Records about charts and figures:
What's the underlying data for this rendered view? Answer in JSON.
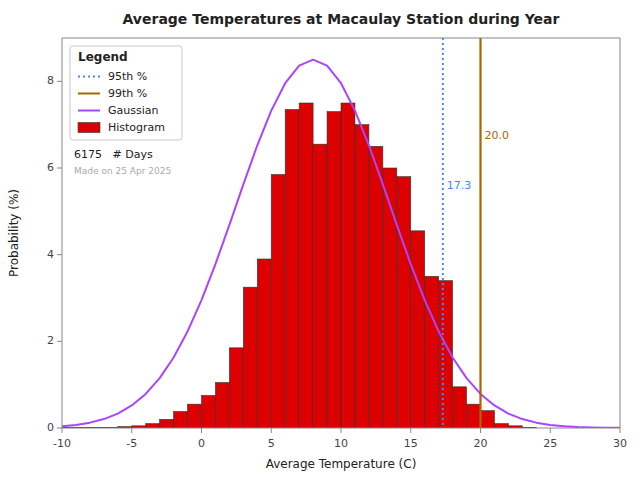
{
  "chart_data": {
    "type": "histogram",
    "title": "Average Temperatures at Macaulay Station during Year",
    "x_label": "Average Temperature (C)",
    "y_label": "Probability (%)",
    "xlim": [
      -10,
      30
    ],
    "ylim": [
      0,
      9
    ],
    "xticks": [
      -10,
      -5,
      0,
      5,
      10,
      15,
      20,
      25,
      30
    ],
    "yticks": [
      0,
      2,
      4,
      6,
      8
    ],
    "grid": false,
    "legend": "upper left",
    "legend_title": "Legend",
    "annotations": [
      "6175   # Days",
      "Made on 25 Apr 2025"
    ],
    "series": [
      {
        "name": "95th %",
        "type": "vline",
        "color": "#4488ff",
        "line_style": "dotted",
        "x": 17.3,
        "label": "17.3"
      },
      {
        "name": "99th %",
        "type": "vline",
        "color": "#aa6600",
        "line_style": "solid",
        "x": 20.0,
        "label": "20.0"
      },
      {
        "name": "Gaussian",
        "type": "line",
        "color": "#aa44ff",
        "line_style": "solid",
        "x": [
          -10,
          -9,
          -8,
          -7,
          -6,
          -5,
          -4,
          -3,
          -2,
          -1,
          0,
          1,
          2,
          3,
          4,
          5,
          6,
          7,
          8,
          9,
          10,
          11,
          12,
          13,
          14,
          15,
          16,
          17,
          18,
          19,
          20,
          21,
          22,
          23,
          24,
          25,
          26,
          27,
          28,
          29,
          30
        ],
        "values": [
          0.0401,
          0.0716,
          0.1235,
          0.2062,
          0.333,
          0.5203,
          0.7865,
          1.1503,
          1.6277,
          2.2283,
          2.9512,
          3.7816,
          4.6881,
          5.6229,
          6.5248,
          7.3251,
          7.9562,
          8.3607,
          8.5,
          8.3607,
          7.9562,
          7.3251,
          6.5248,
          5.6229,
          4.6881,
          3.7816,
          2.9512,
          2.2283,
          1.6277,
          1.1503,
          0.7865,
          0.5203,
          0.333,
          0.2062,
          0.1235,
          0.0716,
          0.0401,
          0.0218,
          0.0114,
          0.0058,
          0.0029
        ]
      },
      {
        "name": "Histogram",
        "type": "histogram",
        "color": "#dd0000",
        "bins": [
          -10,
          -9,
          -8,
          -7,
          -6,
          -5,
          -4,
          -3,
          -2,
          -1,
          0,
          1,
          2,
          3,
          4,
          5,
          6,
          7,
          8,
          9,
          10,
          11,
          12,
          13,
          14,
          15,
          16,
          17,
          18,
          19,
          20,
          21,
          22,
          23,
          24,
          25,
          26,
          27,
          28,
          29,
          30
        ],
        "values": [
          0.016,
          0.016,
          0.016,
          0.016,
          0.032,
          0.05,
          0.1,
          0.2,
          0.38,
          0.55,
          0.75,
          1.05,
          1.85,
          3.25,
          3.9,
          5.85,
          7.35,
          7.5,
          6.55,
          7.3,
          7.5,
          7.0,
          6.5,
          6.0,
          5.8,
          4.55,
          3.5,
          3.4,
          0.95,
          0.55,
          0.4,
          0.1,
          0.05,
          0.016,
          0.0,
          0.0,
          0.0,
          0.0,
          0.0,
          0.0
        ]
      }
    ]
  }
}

...

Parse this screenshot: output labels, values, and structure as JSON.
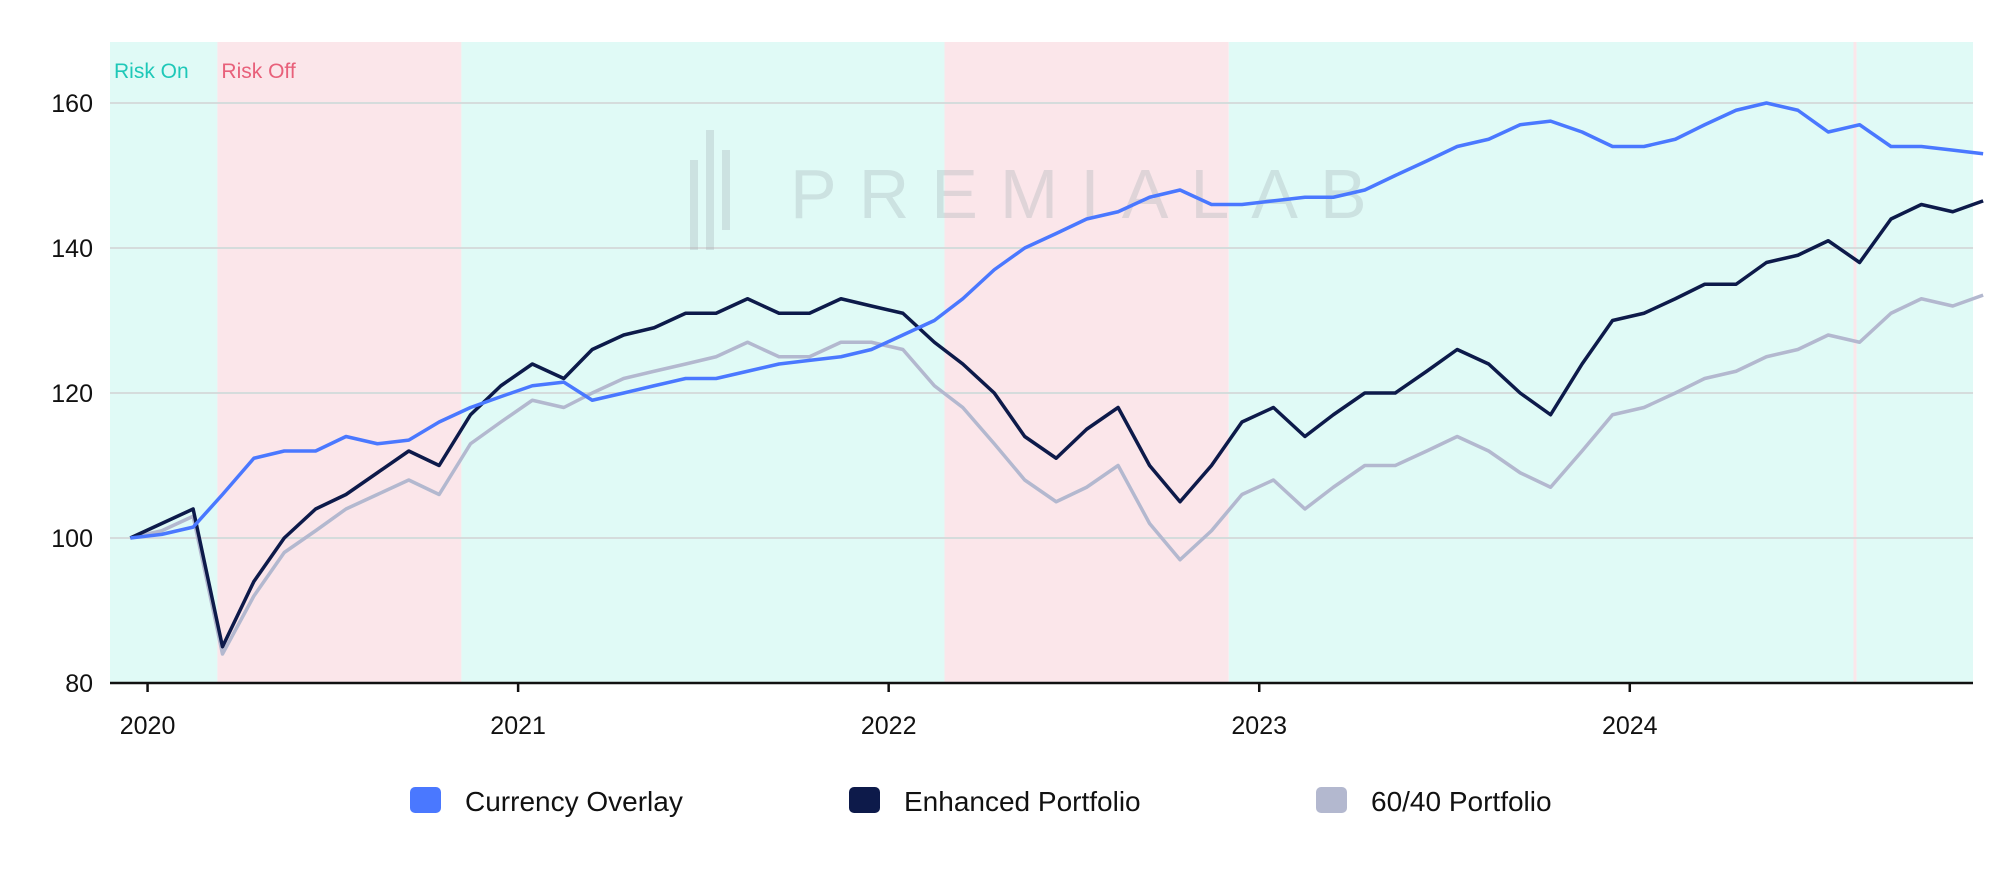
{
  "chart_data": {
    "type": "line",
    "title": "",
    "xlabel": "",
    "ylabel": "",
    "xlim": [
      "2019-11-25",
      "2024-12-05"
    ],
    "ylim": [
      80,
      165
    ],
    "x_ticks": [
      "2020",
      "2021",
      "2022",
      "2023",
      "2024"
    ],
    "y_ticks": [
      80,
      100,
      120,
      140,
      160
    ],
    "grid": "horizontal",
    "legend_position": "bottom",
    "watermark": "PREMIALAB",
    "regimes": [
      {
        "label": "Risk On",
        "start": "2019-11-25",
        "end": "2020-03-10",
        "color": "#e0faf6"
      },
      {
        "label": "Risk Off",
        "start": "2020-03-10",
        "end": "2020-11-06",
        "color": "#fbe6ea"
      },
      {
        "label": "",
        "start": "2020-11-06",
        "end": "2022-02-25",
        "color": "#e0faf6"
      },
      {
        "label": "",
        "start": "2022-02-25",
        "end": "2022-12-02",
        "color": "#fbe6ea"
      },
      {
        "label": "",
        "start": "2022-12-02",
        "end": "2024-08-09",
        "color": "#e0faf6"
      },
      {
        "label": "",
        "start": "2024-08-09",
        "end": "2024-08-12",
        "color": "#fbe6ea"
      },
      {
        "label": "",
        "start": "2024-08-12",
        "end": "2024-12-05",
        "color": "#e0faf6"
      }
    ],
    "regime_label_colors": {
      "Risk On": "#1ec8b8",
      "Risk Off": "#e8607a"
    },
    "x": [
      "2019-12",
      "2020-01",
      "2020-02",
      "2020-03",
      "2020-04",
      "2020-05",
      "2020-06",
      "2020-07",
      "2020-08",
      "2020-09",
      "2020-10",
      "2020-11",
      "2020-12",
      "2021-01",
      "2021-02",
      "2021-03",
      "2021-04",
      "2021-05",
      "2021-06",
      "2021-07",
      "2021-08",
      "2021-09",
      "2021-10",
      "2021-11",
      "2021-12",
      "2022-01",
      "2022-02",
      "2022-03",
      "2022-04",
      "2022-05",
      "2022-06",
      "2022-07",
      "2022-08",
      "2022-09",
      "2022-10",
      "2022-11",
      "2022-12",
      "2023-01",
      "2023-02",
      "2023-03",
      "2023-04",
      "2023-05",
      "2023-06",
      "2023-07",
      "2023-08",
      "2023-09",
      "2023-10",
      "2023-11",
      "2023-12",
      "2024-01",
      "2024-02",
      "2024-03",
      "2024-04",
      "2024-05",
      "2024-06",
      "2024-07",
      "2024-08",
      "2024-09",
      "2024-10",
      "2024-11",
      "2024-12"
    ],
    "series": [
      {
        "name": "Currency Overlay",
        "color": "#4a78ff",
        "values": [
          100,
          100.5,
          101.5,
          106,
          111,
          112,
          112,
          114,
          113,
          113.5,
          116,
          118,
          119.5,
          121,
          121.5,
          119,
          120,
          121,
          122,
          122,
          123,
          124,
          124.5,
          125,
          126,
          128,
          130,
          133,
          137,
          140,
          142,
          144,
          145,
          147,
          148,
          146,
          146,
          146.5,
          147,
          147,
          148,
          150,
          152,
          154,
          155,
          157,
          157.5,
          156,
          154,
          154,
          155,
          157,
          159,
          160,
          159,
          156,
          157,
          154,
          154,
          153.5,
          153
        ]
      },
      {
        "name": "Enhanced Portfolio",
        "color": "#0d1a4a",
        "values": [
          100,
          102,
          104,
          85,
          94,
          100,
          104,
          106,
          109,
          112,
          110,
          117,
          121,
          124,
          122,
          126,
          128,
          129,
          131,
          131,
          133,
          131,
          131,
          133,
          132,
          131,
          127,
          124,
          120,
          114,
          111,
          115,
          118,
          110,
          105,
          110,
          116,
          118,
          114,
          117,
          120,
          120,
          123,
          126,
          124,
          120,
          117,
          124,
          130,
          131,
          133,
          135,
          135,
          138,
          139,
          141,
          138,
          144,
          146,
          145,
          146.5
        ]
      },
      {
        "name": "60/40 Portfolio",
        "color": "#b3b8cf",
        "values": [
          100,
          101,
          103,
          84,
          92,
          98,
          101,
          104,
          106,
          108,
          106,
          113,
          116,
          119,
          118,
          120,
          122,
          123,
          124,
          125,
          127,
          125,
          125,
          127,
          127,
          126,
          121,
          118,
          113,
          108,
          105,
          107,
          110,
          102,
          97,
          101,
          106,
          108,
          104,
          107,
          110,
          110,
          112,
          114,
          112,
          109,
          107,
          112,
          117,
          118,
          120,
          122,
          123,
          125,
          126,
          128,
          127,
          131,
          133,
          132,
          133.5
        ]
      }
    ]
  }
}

Exercise prompt:
Find every line above that contains the word "start", and return each one.

In response:
        "start": "2019-11-25",
        "start": "2020-03-10",
        "start": "2020-11-06",
        "start": "2022-02-25",
        "start": "2022-12-02",
        "start": "2024-08-09",
        "start": "2024-08-12",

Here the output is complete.